§ **Given instruction**
Read the records below. Copy each line where the string "Yazılanlar" occurs.

§ **Input for this task**
★ ★ ★ ★ ★
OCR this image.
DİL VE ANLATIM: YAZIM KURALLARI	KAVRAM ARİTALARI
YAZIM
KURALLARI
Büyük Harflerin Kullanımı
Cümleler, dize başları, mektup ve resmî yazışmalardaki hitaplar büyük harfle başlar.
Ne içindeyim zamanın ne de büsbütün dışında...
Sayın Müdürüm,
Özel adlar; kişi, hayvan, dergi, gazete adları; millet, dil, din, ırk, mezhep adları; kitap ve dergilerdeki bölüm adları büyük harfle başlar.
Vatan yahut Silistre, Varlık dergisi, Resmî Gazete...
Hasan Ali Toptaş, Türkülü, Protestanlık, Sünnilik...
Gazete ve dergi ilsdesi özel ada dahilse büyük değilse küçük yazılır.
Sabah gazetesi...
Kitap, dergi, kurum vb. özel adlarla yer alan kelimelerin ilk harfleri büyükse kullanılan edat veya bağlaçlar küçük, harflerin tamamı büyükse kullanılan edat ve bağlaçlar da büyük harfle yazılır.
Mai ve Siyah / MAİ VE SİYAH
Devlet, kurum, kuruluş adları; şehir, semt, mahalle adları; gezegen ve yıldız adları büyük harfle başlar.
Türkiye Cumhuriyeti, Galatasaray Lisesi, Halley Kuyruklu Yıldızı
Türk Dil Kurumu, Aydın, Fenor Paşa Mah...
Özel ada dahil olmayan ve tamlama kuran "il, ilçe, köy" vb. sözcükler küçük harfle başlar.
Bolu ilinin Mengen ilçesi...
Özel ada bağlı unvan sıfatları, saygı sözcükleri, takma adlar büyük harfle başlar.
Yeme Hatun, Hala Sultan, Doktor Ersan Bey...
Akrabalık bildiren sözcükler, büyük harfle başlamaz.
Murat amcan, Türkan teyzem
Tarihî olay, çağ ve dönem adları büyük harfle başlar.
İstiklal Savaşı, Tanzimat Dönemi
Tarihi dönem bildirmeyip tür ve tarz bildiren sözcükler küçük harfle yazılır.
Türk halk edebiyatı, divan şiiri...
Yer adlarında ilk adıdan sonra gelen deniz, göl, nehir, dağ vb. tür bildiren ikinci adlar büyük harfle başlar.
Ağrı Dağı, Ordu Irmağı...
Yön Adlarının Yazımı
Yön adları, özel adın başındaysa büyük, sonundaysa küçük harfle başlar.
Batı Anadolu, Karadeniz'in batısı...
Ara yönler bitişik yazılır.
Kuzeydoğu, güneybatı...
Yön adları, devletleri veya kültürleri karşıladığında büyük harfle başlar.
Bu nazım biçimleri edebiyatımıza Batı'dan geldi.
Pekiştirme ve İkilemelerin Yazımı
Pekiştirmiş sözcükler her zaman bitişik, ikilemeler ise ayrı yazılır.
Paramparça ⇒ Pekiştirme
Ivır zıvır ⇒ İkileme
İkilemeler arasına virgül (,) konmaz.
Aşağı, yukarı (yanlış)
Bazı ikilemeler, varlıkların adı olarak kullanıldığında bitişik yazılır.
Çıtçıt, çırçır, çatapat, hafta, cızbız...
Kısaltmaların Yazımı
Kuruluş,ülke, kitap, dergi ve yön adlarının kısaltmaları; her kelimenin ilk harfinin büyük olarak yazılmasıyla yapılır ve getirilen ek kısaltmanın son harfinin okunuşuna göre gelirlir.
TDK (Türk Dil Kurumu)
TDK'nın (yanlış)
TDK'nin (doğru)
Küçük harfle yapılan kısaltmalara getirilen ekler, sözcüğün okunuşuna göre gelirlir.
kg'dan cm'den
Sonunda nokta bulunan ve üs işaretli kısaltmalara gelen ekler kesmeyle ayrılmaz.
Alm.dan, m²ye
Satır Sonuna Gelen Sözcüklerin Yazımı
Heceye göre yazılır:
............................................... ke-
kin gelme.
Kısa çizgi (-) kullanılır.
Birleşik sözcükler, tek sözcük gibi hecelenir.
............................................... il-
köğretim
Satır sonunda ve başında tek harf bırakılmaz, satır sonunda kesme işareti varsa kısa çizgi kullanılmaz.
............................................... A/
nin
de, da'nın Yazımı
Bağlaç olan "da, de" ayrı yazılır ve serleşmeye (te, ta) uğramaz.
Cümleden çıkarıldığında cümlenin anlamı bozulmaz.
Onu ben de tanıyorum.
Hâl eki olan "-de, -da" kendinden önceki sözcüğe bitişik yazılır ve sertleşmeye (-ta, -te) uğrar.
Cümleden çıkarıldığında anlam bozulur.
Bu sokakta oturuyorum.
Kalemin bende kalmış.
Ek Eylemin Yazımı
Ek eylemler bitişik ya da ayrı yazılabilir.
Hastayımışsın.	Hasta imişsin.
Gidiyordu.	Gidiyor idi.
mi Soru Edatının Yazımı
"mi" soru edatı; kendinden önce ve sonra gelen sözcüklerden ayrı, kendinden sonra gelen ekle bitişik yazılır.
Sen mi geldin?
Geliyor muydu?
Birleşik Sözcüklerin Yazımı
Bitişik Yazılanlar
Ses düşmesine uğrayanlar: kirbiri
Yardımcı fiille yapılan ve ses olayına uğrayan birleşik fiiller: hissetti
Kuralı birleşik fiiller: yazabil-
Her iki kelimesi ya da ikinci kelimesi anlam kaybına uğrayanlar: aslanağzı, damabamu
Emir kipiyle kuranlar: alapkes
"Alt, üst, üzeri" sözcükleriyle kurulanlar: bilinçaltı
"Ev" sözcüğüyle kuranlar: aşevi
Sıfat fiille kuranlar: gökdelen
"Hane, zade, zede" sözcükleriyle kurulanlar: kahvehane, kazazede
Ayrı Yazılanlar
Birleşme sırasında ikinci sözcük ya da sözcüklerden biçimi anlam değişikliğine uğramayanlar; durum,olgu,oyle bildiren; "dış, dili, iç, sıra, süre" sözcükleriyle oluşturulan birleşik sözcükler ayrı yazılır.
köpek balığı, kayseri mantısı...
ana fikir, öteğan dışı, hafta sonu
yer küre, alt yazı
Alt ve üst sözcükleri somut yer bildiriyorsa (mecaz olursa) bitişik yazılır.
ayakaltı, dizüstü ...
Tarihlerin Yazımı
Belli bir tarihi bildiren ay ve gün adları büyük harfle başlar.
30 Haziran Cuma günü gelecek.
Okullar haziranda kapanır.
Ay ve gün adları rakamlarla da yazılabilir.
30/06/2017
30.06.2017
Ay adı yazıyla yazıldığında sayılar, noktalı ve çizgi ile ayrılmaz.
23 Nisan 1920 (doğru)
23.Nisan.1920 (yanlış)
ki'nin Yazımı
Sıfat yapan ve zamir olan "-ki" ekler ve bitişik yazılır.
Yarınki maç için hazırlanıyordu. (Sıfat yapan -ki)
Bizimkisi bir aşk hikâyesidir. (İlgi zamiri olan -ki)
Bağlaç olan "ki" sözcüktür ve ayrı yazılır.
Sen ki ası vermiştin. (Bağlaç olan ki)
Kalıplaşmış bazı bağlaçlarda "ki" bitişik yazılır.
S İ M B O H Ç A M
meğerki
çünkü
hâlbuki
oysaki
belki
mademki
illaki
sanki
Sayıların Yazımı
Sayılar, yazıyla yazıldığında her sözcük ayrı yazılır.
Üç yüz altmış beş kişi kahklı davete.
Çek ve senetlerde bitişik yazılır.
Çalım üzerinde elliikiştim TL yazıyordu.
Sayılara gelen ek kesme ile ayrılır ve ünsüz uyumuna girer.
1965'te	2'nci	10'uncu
★ ★ ★ ★ ★
§ **Response**
Bitişik Yazılanlar
Ayrı Yazılanlar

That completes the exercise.